Copy every line of the material below word for word.
━━━━━━━━
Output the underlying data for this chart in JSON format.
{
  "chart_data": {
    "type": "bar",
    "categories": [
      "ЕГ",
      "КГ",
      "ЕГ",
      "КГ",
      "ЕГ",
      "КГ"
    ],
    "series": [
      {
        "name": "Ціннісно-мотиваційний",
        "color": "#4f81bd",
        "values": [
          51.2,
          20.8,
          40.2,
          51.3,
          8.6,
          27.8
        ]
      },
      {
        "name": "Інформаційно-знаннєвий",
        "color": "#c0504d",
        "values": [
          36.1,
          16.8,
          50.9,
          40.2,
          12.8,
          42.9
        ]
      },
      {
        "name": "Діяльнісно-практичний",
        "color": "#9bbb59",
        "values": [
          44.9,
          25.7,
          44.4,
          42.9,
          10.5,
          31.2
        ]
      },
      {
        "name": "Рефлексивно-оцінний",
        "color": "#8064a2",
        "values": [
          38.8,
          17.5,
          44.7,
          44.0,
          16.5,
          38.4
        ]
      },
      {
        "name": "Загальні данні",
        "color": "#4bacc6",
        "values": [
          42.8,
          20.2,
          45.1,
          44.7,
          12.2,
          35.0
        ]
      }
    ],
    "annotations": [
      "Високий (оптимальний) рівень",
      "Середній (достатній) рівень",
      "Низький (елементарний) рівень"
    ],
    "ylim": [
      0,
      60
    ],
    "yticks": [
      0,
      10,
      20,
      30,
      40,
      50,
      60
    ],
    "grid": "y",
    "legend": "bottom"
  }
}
━━━━━━━━
§ Full output
Output the underlying data for this chart in JSON format.
{
  "chart_data": {
    "type": "bar",
    "categories": [
      "ЕГ",
      "КГ",
      "ЕГ",
      "КГ",
      "ЕГ",
      "КГ"
    ],
    "series": [
      {
        "name": "Ціннісно-мотиваційний",
        "color": "#4f81bd",
        "values": [
          51.2,
          20.8,
          40.2,
          51.3,
          8.6,
          27.8
        ]
      },
      {
        "name": "Інформаційно-знаннєвий",
        "color": "#c0504d",
        "values": [
          36.1,
          16.8,
          50.9,
          40.2,
          12.8,
          42.9
        ]
      },
      {
        "name": "Діяльнісно-практичний",
        "color": "#9bbb59",
        "values": [
          44.9,
          25.7,
          44.4,
          42.9,
          10.5,
          31.2
        ]
      },
      {
        "name": "Рефлексивно-оцінний",
        "color": "#8064a2",
        "values": [
          38.8,
          17.5,
          44.7,
          44.0,
          16.5,
          38.4
        ]
      },
      {
        "name": "Загальні данні",
        "color": "#4bacc6",
        "values": [
          42.8,
          20.2,
          45.1,
          44.7,
          12.2,
          35.0
        ]
      }
    ],
    "annotations": [
      "Високий (оптимальний) рівень",
      "Середній (достатній) рівень",
      "Низький (елементарний) рівень"
    ],
    "ylim": [
      0,
      60
    ],
    "yticks": [
      0,
      10,
      20,
      30,
      40,
      50,
      60
    ],
    "grid": "y",
    "legend": "bottom"
  }
}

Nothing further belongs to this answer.